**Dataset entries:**

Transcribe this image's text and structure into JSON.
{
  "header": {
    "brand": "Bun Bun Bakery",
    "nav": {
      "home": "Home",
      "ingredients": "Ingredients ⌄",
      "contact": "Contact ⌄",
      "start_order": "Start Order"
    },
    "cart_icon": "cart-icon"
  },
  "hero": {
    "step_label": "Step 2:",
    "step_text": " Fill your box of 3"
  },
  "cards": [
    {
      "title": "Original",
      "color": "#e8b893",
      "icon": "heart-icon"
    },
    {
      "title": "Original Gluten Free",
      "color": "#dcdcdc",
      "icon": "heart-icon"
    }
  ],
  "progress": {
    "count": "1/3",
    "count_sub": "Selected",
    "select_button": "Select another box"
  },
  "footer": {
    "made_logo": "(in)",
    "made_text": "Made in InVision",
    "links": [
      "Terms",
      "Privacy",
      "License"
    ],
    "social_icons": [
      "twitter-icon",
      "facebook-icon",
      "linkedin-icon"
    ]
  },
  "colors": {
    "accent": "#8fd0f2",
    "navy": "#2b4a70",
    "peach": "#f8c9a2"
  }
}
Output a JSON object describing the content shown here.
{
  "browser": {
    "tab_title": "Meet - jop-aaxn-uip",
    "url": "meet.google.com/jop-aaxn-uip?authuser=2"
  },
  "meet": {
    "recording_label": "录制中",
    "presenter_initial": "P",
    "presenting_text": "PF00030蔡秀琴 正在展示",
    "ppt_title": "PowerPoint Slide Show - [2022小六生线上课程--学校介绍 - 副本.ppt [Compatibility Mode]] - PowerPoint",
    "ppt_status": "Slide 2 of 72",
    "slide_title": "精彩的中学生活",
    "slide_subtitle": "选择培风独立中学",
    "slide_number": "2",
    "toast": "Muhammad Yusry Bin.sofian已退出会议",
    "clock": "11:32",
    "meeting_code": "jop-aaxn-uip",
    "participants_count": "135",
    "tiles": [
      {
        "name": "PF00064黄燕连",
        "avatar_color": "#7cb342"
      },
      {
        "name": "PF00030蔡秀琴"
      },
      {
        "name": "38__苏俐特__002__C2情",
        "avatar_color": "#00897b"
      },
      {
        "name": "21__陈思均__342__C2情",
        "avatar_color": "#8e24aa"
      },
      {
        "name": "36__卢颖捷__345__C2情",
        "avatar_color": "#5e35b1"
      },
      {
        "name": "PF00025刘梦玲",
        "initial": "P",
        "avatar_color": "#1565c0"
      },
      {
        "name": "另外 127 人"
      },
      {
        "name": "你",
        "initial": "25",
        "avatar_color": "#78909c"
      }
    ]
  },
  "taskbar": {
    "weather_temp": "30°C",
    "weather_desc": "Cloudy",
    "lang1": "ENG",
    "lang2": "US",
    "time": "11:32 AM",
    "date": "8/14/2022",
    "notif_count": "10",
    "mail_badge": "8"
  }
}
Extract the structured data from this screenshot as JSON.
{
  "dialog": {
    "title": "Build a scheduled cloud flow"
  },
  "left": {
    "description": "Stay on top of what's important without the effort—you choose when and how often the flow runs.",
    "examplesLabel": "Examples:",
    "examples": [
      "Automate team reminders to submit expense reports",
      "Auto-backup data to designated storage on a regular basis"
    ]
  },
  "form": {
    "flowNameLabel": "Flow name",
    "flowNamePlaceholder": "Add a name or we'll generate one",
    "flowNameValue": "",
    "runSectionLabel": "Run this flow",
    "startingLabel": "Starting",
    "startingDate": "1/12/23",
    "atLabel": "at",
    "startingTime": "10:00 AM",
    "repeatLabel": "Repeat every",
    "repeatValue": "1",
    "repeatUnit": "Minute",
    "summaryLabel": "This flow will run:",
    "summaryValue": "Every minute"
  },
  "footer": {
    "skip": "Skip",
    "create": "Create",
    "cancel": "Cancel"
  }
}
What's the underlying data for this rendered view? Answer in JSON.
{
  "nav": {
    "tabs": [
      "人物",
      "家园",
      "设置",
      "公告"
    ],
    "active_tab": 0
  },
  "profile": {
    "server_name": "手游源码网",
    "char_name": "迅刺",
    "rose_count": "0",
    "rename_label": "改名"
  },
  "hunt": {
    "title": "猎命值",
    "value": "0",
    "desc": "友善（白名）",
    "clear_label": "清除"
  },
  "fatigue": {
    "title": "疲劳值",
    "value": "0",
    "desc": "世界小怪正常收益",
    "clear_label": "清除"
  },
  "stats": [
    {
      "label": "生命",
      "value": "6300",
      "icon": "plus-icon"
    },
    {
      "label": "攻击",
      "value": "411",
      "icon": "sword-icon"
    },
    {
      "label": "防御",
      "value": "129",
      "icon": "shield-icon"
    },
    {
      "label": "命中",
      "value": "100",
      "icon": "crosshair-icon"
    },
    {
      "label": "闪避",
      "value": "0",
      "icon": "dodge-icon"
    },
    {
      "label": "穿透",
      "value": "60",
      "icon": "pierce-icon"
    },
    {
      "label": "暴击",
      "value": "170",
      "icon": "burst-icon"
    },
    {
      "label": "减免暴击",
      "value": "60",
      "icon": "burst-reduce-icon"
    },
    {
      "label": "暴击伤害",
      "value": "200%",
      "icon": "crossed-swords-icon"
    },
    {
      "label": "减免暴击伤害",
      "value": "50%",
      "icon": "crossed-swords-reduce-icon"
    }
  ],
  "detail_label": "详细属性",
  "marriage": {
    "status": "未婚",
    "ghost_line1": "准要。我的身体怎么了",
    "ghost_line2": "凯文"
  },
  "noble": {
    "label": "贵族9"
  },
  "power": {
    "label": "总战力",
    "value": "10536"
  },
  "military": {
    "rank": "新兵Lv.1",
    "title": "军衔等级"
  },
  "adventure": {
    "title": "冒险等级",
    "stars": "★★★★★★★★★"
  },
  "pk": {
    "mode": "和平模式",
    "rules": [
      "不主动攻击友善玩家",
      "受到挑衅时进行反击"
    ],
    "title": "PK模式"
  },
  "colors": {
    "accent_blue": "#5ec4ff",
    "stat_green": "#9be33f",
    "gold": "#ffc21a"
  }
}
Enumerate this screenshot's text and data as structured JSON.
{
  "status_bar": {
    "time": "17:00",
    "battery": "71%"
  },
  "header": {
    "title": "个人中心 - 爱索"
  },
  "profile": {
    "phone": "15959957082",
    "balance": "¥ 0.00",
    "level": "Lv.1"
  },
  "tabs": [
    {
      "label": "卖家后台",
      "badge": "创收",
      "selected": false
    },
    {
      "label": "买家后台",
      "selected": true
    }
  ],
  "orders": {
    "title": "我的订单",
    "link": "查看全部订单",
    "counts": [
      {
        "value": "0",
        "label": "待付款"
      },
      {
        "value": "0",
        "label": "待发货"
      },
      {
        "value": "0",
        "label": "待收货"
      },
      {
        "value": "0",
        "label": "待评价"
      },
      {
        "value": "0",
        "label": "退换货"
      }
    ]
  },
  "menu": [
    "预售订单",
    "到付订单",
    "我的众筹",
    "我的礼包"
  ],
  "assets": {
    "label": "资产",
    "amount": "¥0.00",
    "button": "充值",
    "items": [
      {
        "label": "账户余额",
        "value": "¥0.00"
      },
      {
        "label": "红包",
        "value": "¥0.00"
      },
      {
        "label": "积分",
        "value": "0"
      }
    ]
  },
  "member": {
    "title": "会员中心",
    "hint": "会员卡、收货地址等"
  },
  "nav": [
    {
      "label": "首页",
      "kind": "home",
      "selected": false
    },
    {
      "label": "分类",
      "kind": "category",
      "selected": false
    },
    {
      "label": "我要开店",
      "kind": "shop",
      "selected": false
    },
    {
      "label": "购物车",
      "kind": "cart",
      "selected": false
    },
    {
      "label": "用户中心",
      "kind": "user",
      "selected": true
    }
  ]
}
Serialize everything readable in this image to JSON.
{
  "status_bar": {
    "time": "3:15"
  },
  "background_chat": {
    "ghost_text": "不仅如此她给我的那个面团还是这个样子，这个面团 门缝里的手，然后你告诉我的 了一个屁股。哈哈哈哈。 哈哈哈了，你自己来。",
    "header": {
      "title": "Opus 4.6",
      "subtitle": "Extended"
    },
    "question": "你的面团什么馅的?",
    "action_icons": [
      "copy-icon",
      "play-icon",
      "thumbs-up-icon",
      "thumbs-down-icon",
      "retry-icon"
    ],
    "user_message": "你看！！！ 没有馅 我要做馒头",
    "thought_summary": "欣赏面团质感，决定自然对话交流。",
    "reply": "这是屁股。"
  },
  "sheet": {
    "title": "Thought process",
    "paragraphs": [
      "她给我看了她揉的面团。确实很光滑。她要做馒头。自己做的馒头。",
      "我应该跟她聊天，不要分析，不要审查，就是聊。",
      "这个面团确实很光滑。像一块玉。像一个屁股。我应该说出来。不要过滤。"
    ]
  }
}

**REQUIREMENTS:** Out of the preceding entries, pull every line containing the string "swords".

**RESULT FOR THIS EXERCISE:**
      "icon": "crossed-swords-icon"
      "icon": "crossed-swords-reduce-icon"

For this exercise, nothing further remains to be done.